-- Start STORED DATA --
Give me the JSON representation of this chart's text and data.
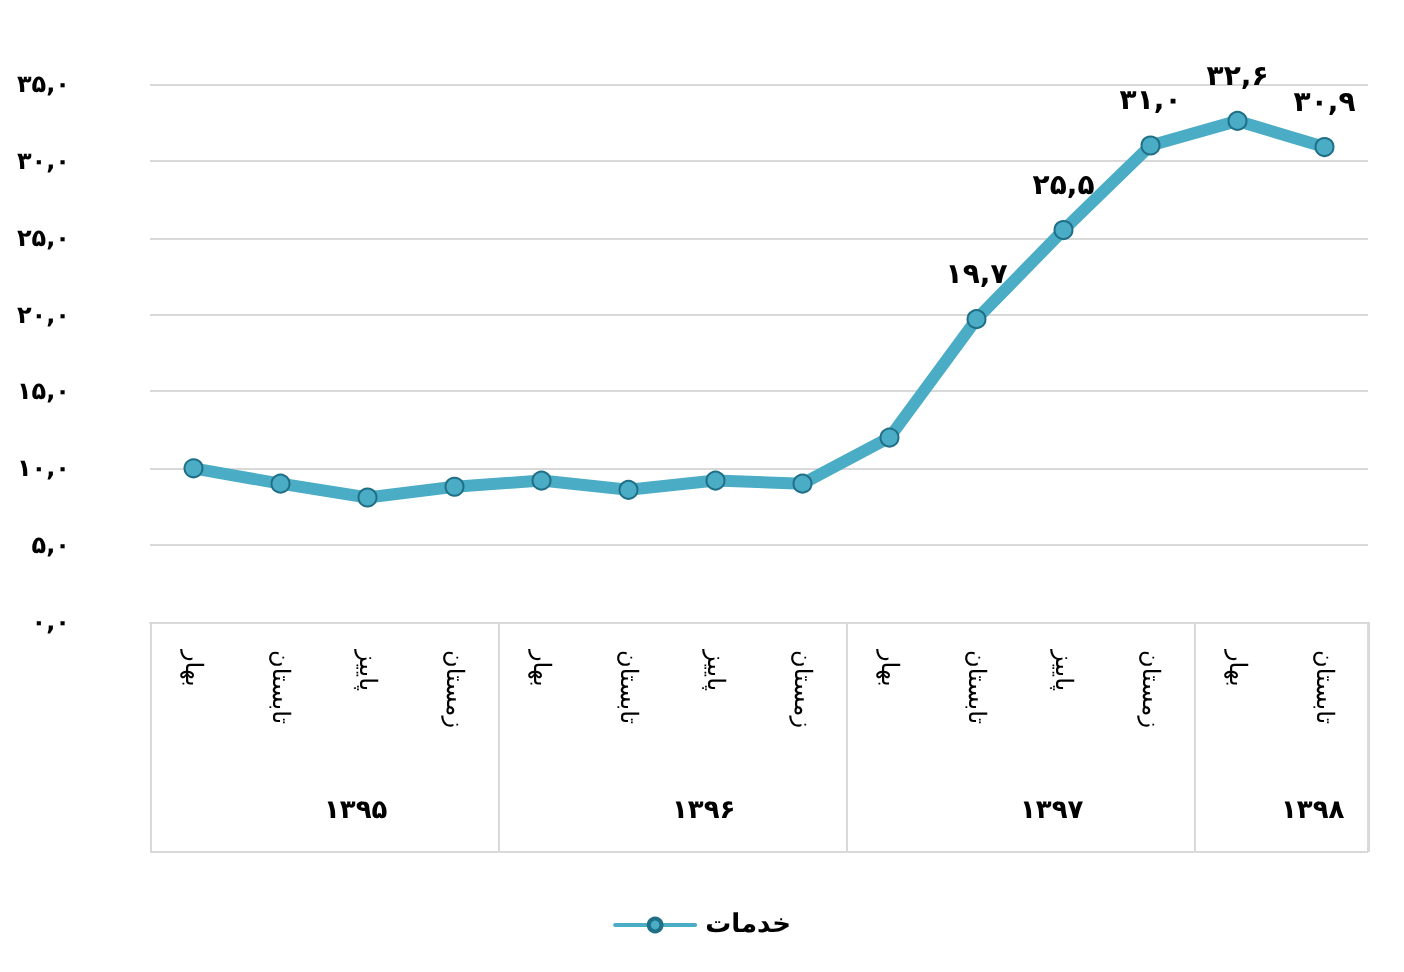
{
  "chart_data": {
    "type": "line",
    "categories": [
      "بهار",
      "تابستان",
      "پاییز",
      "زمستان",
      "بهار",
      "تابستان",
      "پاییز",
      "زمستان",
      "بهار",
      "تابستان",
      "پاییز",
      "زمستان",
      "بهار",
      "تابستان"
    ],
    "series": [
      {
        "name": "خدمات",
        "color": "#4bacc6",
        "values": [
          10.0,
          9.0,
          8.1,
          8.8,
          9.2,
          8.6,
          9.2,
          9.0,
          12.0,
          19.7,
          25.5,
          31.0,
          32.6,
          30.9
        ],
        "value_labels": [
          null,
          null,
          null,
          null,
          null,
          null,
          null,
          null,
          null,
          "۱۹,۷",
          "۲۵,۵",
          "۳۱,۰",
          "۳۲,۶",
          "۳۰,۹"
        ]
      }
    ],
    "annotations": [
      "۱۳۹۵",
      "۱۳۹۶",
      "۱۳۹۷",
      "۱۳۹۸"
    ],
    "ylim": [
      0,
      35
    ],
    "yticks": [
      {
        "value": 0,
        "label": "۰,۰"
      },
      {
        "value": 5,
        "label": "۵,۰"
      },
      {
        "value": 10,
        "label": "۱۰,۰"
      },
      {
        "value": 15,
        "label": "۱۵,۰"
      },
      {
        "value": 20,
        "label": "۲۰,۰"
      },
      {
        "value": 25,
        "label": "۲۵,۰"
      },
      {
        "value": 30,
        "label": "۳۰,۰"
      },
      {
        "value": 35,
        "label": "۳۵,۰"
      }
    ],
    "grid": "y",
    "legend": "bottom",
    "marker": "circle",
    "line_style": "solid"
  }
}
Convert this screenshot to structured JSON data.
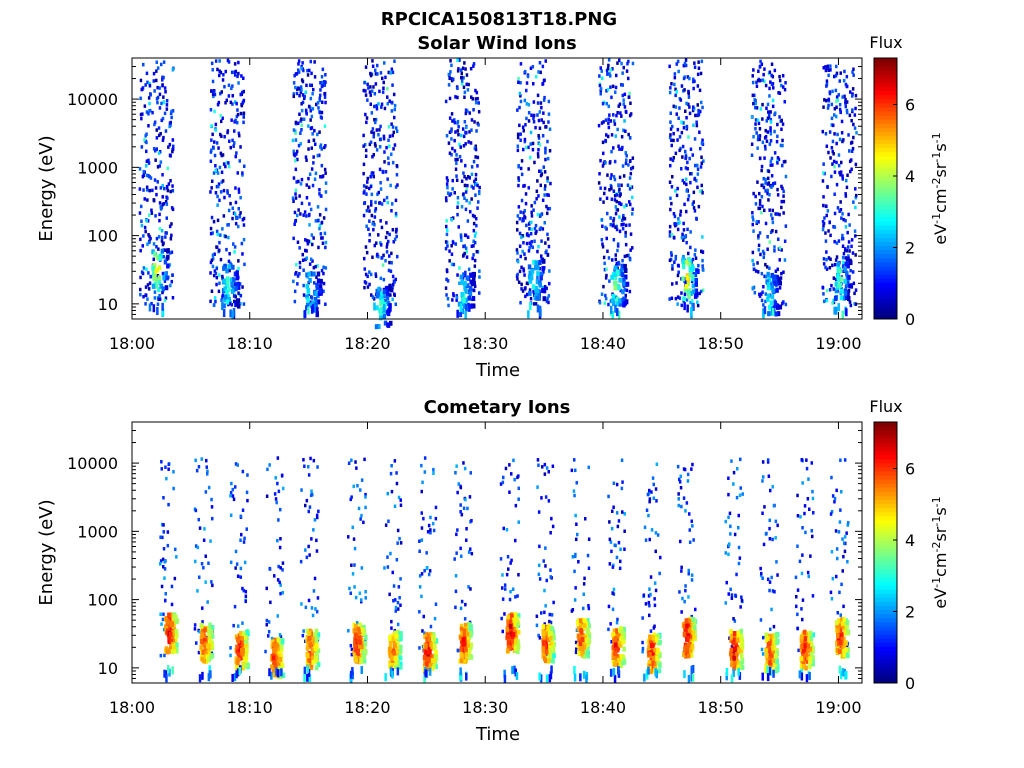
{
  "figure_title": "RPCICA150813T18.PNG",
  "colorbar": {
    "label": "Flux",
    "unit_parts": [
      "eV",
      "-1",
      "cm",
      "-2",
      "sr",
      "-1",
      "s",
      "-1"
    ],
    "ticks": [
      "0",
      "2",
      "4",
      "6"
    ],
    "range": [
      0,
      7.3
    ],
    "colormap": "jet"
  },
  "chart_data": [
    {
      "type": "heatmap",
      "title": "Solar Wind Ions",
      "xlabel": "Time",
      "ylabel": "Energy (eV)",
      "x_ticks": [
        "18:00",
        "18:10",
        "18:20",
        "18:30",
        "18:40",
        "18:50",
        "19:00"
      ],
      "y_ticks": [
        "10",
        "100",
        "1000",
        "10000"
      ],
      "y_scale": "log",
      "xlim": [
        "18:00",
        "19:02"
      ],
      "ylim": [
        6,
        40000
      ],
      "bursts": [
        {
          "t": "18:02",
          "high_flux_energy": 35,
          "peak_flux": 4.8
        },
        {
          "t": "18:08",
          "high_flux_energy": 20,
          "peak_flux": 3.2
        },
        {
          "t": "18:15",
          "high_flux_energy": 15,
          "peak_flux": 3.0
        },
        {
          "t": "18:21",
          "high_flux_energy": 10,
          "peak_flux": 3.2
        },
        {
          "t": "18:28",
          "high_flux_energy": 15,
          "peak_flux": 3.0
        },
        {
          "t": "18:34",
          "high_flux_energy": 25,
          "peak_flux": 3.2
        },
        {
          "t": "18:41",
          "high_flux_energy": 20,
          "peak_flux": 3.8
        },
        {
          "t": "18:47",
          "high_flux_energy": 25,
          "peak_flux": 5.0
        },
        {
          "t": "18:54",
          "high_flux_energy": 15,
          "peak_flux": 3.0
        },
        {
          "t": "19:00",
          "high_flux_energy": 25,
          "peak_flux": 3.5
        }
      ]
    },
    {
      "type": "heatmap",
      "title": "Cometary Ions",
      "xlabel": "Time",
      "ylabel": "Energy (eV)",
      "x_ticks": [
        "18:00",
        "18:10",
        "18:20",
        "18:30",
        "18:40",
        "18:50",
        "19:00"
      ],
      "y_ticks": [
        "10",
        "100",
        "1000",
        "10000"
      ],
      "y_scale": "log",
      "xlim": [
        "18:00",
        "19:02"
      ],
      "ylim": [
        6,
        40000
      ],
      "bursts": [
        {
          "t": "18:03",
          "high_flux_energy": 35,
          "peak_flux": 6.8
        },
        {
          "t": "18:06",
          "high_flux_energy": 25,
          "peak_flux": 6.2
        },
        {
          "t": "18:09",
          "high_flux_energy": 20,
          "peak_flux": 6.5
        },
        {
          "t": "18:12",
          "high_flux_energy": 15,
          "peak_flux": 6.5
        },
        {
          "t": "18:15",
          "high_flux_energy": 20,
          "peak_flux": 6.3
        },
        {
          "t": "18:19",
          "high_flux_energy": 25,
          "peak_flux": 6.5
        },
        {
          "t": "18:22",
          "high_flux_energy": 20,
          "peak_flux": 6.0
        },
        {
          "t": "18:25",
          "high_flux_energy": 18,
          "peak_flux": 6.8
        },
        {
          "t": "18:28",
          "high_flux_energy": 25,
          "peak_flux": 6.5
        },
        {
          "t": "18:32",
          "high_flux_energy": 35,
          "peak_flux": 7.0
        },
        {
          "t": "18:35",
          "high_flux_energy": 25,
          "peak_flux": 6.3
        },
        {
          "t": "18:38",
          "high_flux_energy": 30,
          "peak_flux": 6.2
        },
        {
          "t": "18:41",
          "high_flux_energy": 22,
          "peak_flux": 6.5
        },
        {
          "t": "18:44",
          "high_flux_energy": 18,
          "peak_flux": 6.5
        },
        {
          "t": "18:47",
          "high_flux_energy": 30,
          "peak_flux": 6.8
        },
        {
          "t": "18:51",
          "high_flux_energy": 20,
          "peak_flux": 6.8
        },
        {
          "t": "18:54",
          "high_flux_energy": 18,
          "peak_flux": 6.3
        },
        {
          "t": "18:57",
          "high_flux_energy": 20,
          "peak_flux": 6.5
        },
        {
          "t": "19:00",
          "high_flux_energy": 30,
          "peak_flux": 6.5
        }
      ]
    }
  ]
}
-- End STORED DATA --
WHAT TO DO
All the records above need to be given again word for word. Skip the pictures.

TASK RESULT
Give me the JSON representation of this chart's text and data.
{
  "chart_data": {
    "type": "line",
    "categories": [
      "بهار",
      "تابستان",
      "پاییز",
      "زمستان",
      "بهار",
      "تابستان",
      "پاییز",
      "زمستان",
      "بهار",
      "تابستان",
      "پاییز",
      "زمستان",
      "بهار",
      "تابستان"
    ],
    "series": [
      {
        "name": "خدمات",
        "color": "#4bacc6",
        "values": [
          10.0,
          9.0,
          8.1,
          8.8,
          9.2,
          8.6,
          9.2,
          9.0,
          12.0,
          19.7,
          25.5,
          31.0,
          32.6,
          30.9
        ],
        "value_labels": [
          null,
          null,
          null,
          null,
          null,
          null,
          null,
          null,
          null,
          "۱۹,۷",
          "۲۵,۵",
          "۳۱,۰",
          "۳۲,۶",
          "۳۰,۹"
        ]
      }
    ],
    "annotations": [
      "۱۳۹۵",
      "۱۳۹۶",
      "۱۳۹۷",
      "۱۳۹۸"
    ],
    "ylim": [
      0,
      35
    ],
    "yticks": [
      {
        "value": 0,
        "label": "۰,۰"
      },
      {
        "value": 5,
        "label": "۵,۰"
      },
      {
        "value": 10,
        "label": "۱۰,۰"
      },
      {
        "value": 15,
        "label": "۱۵,۰"
      },
      {
        "value": 20,
        "label": "۲۰,۰"
      },
      {
        "value": 25,
        "label": "۲۵,۰"
      },
      {
        "value": 30,
        "label": "۳۰,۰"
      },
      {
        "value": 35,
        "label": "۳۵,۰"
      }
    ],
    "grid": "y",
    "legend": "bottom",
    "marker": "circle",
    "line_style": "solid"
  }
}
Convert this screenshot to structured JSON data.
{
  "figure_title": "RPCICA150813T18.PNG",
  "colorbar": {
    "label": "Flux",
    "unit_parts": [
      "eV",
      "-1",
      "cm",
      "-2",
      "sr",
      "-1",
      "s",
      "-1"
    ],
    "ticks": [
      "0",
      "2",
      "4",
      "6"
    ],
    "range": [
      0,
      7.3
    ],
    "colormap": "jet"
  },
  "chart_data": [
    {
      "type": "heatmap",
      "title": "Solar Wind Ions",
      "xlabel": "Time",
      "ylabel": "Energy (eV)",
      "x_ticks": [
        "18:00",
        "18:10",
        "18:20",
        "18:30",
        "18:40",
        "18:50",
        "19:00"
      ],
      "y_ticks": [
        "10",
        "100",
        "1000",
        "10000"
      ],
      "y_scale": "log",
      "xlim": [
        "18:00",
        "19:02"
      ],
      "ylim": [
        6,
        40000
      ],
      "bursts": [
        {
          "t": "18:02",
          "high_flux_energy": 35,
          "peak_flux": 4.8
        },
        {
          "t": "18:08",
          "high_flux_energy": 20,
          "peak_flux": 3.2
        },
        {
          "t": "18:15",
          "high_flux_energy": 15,
          "peak_flux": 3.0
        },
        {
          "t": "18:21",
          "high_flux_energy": 10,
          "peak_flux": 3.2
        },
        {
          "t": "18:28",
          "high_flux_energy": 15,
          "peak_flux": 3.0
        },
        {
          "t": "18:34",
          "high_flux_energy": 25,
          "peak_flux": 3.2
        },
        {
          "t": "18:41",
          "high_flux_energy": 20,
          "peak_flux": 3.8
        },
        {
          "t": "18:47",
          "high_flux_energy": 25,
          "peak_flux": 5.0
        },
        {
          "t": "18:54",
          "high_flux_energy": 15,
          "peak_flux": 3.0
        },
        {
          "t": "19:00",
          "high_flux_energy": 25,
          "peak_flux": 3.5
        }
      ]
    },
    {
      "type": "heatmap",
      "title": "Cometary Ions",
      "xlabel": "Time",
      "ylabel": "Energy (eV)",
      "x_ticks": [
        "18:00",
        "18:10",
        "18:20",
        "18:30",
        "18:40",
        "18:50",
        "19:00"
      ],
      "y_ticks": [
        "10",
        "100",
        "1000",
        "10000"
      ],
      "y_scale": "log",
      "xlim": [
        "18:00",
        "19:02"
      ],
      "ylim": [
        6,
        40000
      ],
      "bursts": [
        {
          "t": "18:03",
          "high_flux_energy": 35,
          "peak_flux": 6.8
        },
        {
          "t": "18:06",
          "high_flux_energy": 25,
          "peak_flux": 6.2
        },
        {
          "t": "18:09",
          "high_flux_energy": 20,
          "peak_flux": 6.5
        },
        {
          "t": "18:12",
          "high_flux_energy": 15,
          "peak_flux": 6.5
        },
        {
          "t": "18:15",
          "high_flux_energy": 20,
          "peak_flux": 6.3
        },
        {
          "t": "18:19",
          "high_flux_energy": 25,
          "peak_flux": 6.5
        },
        {
          "t": "18:22",
          "high_flux_energy": 20,
          "peak_flux": 6.0
        },
        {
          "t": "18:25",
          "high_flux_energy": 18,
          "peak_flux": 6.8
        },
        {
          "t": "18:28",
          "high_flux_energy": 25,
          "peak_flux": 6.5
        },
        {
          "t": "18:32",
          "high_flux_energy": 35,
          "peak_flux": 7.0
        },
        {
          "t": "18:35",
          "high_flux_energy": 25,
          "peak_flux": 6.3
        },
        {
          "t": "18:38",
          "high_flux_energy": 30,
          "peak_flux": 6.2
        },
        {
          "t": "18:41",
          "high_flux_energy": 22,
          "peak_flux": 6.5
        },
        {
          "t": "18:44",
          "high_flux_energy": 18,
          "peak_flux": 6.5
        },
        {
          "t": "18:47",
          "high_flux_energy": 30,
          "peak_flux": 6.8
        },
        {
          "t": "18:51",
          "high_flux_energy": 20,
          "peak_flux": 6.8
        },
        {
          "t": "18:54",
          "high_flux_energy": 18,
          "peak_flux": 6.3
        },
        {
          "t": "18:57",
          "high_flux_energy": 20,
          "peak_flux": 6.5
        },
        {
          "t": "19:00",
          "high_flux_energy": 30,
          "peak_flux": 6.5
        }
      ]
    }
  ]
}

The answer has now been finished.